RECORDS SUPPLIED
══════════

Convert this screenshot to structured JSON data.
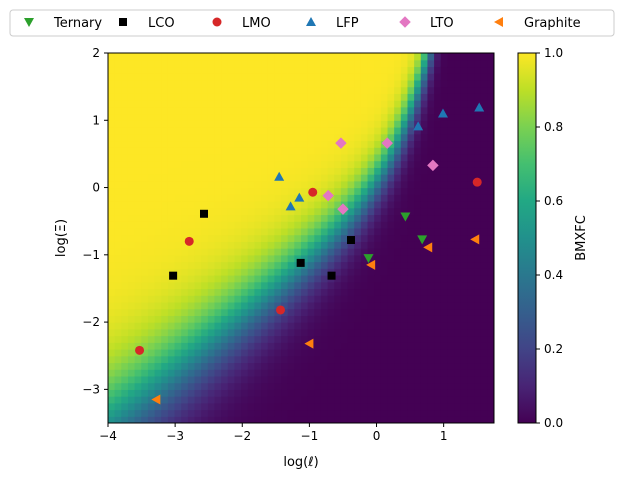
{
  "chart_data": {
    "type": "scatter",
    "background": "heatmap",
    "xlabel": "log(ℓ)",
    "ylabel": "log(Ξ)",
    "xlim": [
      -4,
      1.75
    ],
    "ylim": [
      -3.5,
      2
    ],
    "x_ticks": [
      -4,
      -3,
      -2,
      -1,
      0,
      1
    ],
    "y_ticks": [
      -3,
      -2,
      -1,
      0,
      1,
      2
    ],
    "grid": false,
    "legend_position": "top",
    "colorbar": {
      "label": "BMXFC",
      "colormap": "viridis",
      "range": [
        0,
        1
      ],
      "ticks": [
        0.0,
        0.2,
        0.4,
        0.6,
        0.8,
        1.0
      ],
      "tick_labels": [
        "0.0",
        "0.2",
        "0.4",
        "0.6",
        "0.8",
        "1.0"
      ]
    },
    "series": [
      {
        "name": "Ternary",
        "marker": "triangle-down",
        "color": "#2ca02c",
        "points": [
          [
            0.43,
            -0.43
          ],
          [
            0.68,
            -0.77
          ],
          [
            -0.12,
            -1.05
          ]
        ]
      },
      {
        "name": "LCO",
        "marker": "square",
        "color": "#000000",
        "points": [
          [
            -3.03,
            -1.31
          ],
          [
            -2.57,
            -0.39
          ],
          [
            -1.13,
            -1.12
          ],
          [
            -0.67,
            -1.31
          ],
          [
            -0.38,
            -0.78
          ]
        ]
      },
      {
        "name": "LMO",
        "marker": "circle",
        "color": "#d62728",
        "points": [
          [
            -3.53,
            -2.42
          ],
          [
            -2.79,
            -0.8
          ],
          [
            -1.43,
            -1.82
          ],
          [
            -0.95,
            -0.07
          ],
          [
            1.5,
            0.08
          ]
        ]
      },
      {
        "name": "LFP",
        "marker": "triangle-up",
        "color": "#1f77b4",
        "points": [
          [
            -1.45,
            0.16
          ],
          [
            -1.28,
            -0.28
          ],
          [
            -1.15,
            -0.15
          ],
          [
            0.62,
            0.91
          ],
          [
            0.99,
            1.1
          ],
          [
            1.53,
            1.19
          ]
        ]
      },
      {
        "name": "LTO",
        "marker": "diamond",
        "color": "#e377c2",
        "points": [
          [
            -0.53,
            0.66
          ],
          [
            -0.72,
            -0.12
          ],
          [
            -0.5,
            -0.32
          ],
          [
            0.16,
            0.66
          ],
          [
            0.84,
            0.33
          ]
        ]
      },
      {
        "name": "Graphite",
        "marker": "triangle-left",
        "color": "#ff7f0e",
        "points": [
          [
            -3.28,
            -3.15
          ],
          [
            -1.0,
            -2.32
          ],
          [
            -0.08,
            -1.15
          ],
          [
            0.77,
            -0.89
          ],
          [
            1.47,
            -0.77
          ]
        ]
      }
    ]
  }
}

══════════

EXERCISE AIM
Identify each line in the records above that contains the word "marker", and copy it out in full.

FULL ANSWER
        "marker": "triangle-down",
        "marker": "square",
        "marker": "circle",
        "marker": "triangle-up",
        "marker": "diamond",
        "marker": "triangle-left",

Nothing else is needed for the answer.